§ **TASK INSTRUCTIONS**:
Restate the entries word for word, omitting nothing.

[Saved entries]
** Start **

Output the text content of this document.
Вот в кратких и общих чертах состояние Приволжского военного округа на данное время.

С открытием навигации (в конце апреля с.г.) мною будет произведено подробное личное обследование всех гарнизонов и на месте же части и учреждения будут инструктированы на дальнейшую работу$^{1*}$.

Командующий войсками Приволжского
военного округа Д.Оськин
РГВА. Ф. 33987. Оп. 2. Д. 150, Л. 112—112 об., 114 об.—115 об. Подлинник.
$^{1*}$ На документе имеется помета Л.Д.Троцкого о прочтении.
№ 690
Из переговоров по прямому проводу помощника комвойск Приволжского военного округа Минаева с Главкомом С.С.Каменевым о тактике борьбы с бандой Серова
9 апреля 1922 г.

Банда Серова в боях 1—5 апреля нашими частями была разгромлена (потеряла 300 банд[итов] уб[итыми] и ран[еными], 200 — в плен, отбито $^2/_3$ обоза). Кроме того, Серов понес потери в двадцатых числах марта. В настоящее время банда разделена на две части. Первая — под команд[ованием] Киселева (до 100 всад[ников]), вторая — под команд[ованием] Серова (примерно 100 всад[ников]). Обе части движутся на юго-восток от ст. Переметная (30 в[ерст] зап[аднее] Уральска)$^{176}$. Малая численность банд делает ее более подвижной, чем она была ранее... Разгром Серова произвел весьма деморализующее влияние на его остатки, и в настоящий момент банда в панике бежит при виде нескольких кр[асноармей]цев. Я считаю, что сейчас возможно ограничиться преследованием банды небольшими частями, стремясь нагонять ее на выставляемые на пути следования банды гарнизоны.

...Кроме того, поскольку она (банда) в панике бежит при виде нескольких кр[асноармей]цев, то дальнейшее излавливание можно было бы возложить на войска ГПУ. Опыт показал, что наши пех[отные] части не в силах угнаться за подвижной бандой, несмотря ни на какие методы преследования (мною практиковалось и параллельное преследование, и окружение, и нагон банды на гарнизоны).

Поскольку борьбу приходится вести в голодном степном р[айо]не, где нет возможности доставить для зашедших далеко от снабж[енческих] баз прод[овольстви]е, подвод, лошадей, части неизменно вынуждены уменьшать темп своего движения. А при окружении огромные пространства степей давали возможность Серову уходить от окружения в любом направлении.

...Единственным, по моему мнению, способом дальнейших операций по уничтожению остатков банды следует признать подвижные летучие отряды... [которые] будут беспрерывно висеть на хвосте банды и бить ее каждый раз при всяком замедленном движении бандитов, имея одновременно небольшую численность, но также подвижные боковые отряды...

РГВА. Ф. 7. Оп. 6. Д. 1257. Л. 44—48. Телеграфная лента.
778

** End **

§ **WORKED SOLUTION**:
Output the text content of this document.
Вот в кратких и общих чертах состояние Приволжского военного округа на данное время.

С открытием навигации (в конце апреля с.г.) мною будет произведено подробное личное обследование всех гарнизонов и на месте же части и учреждения будут инструктированы на дальнейшую работу$^{1*}$.

Командующий войсками Приволжского
военного округа Д.Оськин
РГВА. Ф. 33987. Оп. 2. Д. 150, Л. 112—112 об., 114 об.—115 об. Подлинник.
$^{1*}$ На документе имеется помета Л.Д.Троцкого о прочтении.
№ 690
Из переговоров по прямому проводу помощника комвойск Приволжского военного округа Минаева с Главкомом С.С.Каменевым о тактике борьбы с бандой Серова
9 апреля 1922 г.

Банда Серова в боях 1—5 апреля нашими частями была разгромлена (потеряла 300 банд[итов] уб[итыми] и ран[еными], 200 — в плен, отбито $^2/_3$ обоза). Кроме того, Серов понес потери в двадцатых числах марта. В настоящее время банда разделена на две части. Первая — под команд[ованием] Киселева (до 100 всад[ников]), вторая — под команд[ованием] Серова (примерно 100 всад[ников]). Обе части движутся на юго-восток от ст. Переметная (30 в[ерст] зап[аднее] Уральска)$^{176}$. Малая численность банд делает ее более подвижной, чем она была ранее... Разгром Серова произвел весьма деморализующее влияние на его остатки, и в настоящий момент банда в панике бежит при виде нескольких кр[асноармей]цев. Я считаю, что сейчас возможно ограничиться преследованием банды небольшими частями, стремясь нагонять ее на выставляемые на пути следования банды гарнизоны.

...Кроме того, поскольку она (банда) в панике бежит при виде нескольких кр[асноармей]цев, то дальнейшее излавливание можно было бы возложить на войска ГПУ. Опыт показал, что наши пех[отные] части не в силах угнаться за подвижной бандой, несмотря ни на какие методы преследования (мною практиковалось и параллельное преследование, и окружение, и нагон банды на гарнизоны).

Поскольку борьбу приходится вести в голодном степном р[айо]не, где нет возможности доставить для зашедших далеко от снабж[енческих] баз прод[овольстви]е, подвод, лошадей, части неизменно вынуждены уменьшать темп своего движения. А при окружении огромные пространства степей давали возможность Серову уходить от окружения в любом направлении.

...Единственным, по моему мнению, способом дальнейших операций по уничтожению остатков банды следует признать подвижные летучие отряды... [которые] будут беспрерывно висеть на хвосте банды и бить ее каждый раз при всяком замедленном движении бандитов, имея одновременно небольшую численность, но также подвижные боковые отряды...

РГВА. Ф. 7. Оп. 6. Д. 1257. Л. 44—48. Телеграфная лента.
778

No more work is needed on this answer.